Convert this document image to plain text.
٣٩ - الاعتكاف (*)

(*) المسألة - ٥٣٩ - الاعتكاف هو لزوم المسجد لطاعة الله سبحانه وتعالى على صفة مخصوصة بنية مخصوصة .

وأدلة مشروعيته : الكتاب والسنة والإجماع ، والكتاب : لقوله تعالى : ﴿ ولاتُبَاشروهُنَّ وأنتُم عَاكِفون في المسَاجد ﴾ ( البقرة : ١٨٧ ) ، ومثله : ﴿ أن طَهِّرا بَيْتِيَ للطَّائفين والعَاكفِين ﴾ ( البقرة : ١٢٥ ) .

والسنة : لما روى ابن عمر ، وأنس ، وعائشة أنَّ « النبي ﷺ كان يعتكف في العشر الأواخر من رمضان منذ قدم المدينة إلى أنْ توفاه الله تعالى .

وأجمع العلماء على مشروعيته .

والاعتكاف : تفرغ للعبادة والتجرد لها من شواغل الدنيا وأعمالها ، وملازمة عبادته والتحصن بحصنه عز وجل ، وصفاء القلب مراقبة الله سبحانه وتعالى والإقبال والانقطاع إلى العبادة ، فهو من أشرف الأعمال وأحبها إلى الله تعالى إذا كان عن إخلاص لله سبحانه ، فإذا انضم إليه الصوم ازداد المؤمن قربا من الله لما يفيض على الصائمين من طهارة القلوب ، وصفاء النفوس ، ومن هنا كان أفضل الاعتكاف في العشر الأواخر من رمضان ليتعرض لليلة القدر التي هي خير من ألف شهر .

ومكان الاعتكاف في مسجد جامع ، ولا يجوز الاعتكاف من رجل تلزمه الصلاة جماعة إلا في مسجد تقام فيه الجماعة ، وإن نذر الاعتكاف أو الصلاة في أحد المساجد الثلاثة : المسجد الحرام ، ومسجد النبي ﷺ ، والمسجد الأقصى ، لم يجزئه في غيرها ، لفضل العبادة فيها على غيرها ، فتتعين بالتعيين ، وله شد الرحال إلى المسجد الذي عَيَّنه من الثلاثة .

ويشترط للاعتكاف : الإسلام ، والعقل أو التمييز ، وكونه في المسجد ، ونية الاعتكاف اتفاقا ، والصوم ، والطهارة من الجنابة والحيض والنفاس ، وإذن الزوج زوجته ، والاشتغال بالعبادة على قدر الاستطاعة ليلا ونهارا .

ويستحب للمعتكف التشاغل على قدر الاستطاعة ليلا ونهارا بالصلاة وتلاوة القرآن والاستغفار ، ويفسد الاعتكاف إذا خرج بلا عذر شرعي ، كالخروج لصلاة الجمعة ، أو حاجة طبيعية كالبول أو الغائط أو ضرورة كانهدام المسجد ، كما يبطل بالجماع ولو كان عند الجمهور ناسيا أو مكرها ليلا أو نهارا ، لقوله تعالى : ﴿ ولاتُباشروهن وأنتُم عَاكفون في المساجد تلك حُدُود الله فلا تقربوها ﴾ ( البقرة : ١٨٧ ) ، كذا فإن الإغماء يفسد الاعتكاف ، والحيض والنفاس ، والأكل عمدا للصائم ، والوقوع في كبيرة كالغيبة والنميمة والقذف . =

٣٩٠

——

Take the entries above and transcribe them in full.

* CORRECT RESULT
Convert this document image to plain text.
٣٩ - الاعتكاف (*)

(*) المسألة - ٥٣٩ - الاعتكاف هو لزوم المسجد لطاعة الله سبحانه وتعالى على صفة مخصوصة بنية مخصوصة .

وأدلة مشروعيته : الكتاب والسنة والإجماع ، والكتاب : لقوله تعالى : ﴿ ولاتُبَاشروهُنَّ وأنتُم عَاكِفون في المسَاجد ﴾ ( البقرة : ١٨٧ ) ، ومثله : ﴿ أن طَهِّرا بَيْتِيَ للطَّائفين والعَاكفِين ﴾ ( البقرة : ١٢٥ ) .

والسنة : لما روى ابن عمر ، وأنس ، وعائشة أنَّ « النبي ﷺ كان يعتكف في العشر الأواخر من رمضان منذ قدم المدينة إلى أنْ توفاه الله تعالى .

وأجمع العلماء على مشروعيته .

والاعتكاف : تفرغ للعبادة والتجرد لها من شواغل الدنيا وأعمالها ، وملازمة عبادته والتحصن بحصنه عز وجل ، وصفاء القلب مراقبة الله سبحانه وتعالى والإقبال والانقطاع إلى العبادة ، فهو من أشرف الأعمال وأحبها إلى الله تعالى إذا كان عن إخلاص لله سبحانه ، فإذا انضم إليه الصوم ازداد المؤمن قربا من الله لما يفيض على الصائمين من طهارة القلوب ، وصفاء النفوس ، ومن هنا كان أفضل الاعتكاف في العشر الأواخر من رمضان ليتعرض لليلة القدر التي هي خير من ألف شهر .

ومكان الاعتكاف في مسجد جامع ، ولا يجوز الاعتكاف من رجل تلزمه الصلاة جماعة إلا في مسجد تقام فيه الجماعة ، وإن نذر الاعتكاف أو الصلاة في أحد المساجد الثلاثة : المسجد الحرام ، ومسجد النبي ﷺ ، والمسجد الأقصى ، لم يجزئه في غيرها ، لفضل العبادة فيها على غيرها ، فتتعين بالتعيين ، وله شد الرحال إلى المسجد الذي عَيَّنه من الثلاثة .

ويشترط للاعتكاف : الإسلام ، والعقل أو التمييز ، وكونه في المسجد ، ونية الاعتكاف اتفاقا ، والصوم ، والطهارة من الجنابة والحيض والنفاس ، وإذن الزوج زوجته ، والاشتغال بالعبادة على قدر الاستطاعة ليلا ونهارا .

ويستحب للمعتكف التشاغل على قدر الاستطاعة ليلا ونهارا بالصلاة وتلاوة القرآن والاستغفار ، ويفسد الاعتكاف إذا خرج بلا عذر شرعي ، كالخروج لصلاة الجمعة ، أو حاجة طبيعية كالبول أو الغائط أو ضرورة كانهدام المسجد ، كما يبطل بالجماع ولو كان عند الجمهور ناسيا أو مكرها ليلا أو نهارا ، لقوله تعالى : ﴿ ولاتُباشروهن وأنتُم عَاكفون في المساجد تلك حُدُود الله فلا تقربوها ﴾ ( البقرة : ١٨٧ ) ، كذا فإن الإغماء يفسد الاعتكاف ، والحيض والنفاس ، والأكل عمدا للصائم ، والوقوع في كبيرة كالغيبة والنميمة والقذف . =

٣٩٠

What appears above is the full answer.